··· Input rows

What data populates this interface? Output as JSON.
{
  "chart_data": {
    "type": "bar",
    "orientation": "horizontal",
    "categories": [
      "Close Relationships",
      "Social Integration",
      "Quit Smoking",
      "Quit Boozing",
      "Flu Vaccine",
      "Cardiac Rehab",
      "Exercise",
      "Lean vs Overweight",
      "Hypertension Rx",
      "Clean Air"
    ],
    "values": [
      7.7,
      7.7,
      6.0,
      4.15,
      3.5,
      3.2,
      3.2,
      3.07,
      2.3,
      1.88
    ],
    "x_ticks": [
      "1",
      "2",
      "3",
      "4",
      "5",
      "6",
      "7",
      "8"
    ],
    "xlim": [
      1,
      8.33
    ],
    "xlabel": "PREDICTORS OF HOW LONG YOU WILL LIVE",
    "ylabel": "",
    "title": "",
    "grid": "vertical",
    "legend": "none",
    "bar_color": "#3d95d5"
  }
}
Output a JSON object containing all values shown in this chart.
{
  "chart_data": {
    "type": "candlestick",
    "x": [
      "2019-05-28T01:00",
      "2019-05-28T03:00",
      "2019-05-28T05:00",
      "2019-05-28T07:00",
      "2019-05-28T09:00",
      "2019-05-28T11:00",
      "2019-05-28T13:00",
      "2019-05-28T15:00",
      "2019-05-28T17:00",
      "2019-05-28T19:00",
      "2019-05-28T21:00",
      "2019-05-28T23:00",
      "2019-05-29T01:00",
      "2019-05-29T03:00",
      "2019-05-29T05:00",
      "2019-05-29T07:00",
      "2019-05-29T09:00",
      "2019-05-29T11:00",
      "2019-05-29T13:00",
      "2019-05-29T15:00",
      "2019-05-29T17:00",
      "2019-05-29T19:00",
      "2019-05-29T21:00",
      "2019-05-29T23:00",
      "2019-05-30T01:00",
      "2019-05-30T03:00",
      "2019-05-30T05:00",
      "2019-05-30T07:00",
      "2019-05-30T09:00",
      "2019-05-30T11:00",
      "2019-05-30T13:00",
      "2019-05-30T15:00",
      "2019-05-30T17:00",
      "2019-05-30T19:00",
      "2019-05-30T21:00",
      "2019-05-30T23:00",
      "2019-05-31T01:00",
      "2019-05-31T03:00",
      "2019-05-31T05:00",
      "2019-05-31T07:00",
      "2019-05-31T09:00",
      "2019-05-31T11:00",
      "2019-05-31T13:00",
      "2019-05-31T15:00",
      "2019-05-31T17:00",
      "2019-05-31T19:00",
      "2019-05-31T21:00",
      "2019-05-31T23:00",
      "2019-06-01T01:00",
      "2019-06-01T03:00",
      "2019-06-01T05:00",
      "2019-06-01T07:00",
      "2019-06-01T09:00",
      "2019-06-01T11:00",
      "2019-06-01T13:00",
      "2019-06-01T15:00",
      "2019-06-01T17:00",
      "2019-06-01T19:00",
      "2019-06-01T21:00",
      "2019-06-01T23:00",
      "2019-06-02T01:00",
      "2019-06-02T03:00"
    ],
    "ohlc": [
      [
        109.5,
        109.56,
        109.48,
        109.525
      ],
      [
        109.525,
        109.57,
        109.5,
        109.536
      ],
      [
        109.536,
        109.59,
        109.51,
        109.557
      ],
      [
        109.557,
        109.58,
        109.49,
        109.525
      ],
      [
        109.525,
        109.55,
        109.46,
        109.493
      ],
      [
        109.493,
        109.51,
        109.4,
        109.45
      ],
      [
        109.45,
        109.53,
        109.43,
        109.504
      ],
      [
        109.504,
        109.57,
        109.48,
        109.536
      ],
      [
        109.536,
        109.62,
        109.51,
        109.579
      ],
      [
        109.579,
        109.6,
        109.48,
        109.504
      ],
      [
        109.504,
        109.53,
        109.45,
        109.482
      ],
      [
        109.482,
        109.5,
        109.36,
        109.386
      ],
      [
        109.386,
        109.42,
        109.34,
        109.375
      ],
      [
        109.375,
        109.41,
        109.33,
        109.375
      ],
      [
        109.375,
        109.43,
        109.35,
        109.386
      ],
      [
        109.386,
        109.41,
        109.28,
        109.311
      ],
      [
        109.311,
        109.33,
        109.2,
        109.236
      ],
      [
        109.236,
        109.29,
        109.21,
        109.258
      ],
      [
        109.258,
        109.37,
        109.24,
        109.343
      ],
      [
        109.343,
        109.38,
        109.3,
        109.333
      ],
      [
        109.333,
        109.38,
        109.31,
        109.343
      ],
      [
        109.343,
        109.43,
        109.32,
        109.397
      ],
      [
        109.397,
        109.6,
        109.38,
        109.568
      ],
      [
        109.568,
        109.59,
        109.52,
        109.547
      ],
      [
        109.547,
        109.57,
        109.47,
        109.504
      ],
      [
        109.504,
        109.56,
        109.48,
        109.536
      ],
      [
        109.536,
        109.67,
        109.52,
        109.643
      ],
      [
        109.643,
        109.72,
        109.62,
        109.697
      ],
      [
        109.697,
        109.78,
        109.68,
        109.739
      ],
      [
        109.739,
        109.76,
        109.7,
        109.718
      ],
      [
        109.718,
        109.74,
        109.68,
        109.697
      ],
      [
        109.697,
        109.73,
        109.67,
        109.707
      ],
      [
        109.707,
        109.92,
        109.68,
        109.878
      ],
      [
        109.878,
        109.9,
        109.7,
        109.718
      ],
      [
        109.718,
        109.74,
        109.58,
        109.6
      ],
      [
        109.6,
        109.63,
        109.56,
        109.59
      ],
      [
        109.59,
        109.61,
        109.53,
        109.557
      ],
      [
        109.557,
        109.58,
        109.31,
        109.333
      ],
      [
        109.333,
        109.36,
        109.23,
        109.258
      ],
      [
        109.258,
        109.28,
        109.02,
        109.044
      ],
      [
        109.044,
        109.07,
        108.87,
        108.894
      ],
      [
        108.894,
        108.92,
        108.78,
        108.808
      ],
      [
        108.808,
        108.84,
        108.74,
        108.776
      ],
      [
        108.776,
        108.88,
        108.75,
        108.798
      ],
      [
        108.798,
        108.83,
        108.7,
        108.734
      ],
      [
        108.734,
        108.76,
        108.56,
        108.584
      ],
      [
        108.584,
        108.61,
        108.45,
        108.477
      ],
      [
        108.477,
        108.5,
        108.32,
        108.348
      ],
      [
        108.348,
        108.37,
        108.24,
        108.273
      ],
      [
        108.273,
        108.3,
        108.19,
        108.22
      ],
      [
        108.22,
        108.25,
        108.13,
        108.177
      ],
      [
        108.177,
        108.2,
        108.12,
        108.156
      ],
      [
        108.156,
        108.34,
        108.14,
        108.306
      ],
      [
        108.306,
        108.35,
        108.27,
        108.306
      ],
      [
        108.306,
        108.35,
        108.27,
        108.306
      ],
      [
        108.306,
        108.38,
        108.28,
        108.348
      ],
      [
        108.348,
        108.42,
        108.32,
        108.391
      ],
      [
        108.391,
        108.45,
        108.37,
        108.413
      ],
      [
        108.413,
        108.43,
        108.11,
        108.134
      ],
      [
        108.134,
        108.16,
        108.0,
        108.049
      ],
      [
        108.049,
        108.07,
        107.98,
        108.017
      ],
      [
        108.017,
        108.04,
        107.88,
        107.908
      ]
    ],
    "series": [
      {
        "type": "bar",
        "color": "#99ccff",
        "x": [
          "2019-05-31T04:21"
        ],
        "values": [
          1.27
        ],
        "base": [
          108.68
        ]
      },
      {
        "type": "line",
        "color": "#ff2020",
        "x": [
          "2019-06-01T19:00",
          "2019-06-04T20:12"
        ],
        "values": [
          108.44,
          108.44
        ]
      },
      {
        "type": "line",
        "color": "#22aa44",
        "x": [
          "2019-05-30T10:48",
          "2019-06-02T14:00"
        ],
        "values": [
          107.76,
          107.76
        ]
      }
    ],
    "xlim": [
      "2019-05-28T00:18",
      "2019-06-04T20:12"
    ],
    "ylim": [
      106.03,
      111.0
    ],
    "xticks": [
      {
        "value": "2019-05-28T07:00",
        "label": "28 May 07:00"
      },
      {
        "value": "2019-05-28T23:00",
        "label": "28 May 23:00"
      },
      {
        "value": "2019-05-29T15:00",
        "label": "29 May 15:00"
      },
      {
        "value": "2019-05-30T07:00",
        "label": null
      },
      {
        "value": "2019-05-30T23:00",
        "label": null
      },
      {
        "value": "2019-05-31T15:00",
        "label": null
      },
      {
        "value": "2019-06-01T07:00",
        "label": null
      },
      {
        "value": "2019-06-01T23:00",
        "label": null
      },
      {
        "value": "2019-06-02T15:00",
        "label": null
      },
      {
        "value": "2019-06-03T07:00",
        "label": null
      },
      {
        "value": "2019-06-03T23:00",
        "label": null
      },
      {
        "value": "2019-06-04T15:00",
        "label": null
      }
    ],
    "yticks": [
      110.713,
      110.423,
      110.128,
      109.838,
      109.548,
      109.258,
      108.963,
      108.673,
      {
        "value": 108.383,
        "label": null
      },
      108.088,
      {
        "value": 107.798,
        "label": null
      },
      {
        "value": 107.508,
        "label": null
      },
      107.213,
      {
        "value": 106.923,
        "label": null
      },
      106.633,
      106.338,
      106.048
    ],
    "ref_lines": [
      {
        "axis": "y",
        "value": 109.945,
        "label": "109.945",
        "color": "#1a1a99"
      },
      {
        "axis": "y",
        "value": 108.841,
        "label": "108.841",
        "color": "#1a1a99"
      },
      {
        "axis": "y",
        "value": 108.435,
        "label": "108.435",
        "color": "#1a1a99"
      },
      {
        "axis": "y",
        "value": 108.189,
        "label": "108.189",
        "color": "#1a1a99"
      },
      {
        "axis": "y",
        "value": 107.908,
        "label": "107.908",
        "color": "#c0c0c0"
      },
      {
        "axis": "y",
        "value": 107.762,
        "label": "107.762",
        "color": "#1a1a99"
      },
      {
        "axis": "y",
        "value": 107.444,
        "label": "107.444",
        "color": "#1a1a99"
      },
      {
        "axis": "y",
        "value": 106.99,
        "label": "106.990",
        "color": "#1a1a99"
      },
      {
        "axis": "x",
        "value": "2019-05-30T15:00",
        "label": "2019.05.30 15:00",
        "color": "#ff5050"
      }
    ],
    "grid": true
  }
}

······

Given request: Copy all lines in the listing above where the string "type" appears.

Exercise response:
    "type": "bar",
    "type": "candlestick",
        "type": "bar",
        "type": "line",
        "type": "line",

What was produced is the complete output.